Material provided:
═══

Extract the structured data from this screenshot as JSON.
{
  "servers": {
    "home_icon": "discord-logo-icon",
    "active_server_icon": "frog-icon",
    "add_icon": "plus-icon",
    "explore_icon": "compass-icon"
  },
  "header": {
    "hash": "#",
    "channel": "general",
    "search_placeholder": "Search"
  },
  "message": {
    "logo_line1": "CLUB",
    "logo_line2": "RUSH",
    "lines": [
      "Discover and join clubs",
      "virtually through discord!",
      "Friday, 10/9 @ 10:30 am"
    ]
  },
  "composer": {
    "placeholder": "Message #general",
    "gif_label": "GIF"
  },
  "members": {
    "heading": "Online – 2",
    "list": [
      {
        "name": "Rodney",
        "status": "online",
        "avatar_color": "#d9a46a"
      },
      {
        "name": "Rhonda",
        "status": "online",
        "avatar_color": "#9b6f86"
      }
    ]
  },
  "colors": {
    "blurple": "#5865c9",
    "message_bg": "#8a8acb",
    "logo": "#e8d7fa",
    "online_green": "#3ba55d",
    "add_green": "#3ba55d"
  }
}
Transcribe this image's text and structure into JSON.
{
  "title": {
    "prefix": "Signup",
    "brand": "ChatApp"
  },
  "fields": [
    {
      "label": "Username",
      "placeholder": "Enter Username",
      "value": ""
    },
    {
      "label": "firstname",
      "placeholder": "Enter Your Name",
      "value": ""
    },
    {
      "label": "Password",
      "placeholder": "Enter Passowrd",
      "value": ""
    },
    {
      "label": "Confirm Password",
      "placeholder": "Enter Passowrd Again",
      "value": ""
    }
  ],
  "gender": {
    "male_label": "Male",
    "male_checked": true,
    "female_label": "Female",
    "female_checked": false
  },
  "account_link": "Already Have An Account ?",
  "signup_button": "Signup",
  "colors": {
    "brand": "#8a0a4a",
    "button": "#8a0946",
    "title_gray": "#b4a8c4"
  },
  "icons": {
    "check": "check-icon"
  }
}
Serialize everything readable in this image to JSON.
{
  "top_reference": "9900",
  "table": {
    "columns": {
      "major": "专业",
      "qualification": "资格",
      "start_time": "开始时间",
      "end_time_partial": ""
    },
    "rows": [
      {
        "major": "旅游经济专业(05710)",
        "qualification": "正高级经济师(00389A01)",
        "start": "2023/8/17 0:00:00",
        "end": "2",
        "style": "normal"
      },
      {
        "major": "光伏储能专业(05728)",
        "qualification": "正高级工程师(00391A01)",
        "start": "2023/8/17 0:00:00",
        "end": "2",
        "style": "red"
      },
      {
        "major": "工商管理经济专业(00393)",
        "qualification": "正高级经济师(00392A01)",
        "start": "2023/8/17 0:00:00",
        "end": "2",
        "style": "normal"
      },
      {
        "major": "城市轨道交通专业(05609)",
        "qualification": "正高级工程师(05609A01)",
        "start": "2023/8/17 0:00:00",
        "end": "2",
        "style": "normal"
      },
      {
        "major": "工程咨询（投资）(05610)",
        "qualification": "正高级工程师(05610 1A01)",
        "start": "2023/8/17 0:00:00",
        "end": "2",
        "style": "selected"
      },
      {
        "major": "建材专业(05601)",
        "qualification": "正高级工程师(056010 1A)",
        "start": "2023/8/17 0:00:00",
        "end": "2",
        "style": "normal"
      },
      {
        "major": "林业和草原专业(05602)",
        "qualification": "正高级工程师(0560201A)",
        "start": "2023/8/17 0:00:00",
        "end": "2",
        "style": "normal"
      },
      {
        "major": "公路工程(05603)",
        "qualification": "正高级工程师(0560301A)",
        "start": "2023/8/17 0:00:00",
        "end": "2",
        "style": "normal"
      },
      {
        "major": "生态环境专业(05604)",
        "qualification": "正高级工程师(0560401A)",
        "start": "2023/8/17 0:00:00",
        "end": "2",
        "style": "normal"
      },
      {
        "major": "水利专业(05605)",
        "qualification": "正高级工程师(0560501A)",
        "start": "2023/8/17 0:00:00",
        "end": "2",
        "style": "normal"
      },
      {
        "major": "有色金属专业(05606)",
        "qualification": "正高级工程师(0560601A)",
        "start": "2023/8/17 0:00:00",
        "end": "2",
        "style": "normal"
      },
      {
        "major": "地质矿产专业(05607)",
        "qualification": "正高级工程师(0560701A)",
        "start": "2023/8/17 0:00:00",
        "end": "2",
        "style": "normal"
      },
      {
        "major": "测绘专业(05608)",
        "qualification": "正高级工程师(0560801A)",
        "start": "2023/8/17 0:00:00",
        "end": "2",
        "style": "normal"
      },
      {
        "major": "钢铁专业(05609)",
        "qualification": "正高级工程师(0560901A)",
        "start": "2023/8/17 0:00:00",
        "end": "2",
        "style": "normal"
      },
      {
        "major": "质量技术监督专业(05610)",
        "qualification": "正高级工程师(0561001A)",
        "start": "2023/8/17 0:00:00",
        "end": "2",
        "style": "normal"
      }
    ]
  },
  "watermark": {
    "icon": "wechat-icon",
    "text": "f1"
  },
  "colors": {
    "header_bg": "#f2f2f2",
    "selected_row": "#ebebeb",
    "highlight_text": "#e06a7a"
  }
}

═══

Stated goal: Filter the records down to the lines that contain the string "正高级经济师", and copy those lines.

Solution below:
        "qualification": "正高级经济师(00389A01)",
        "qualification": "正高级经济师(00392A01)",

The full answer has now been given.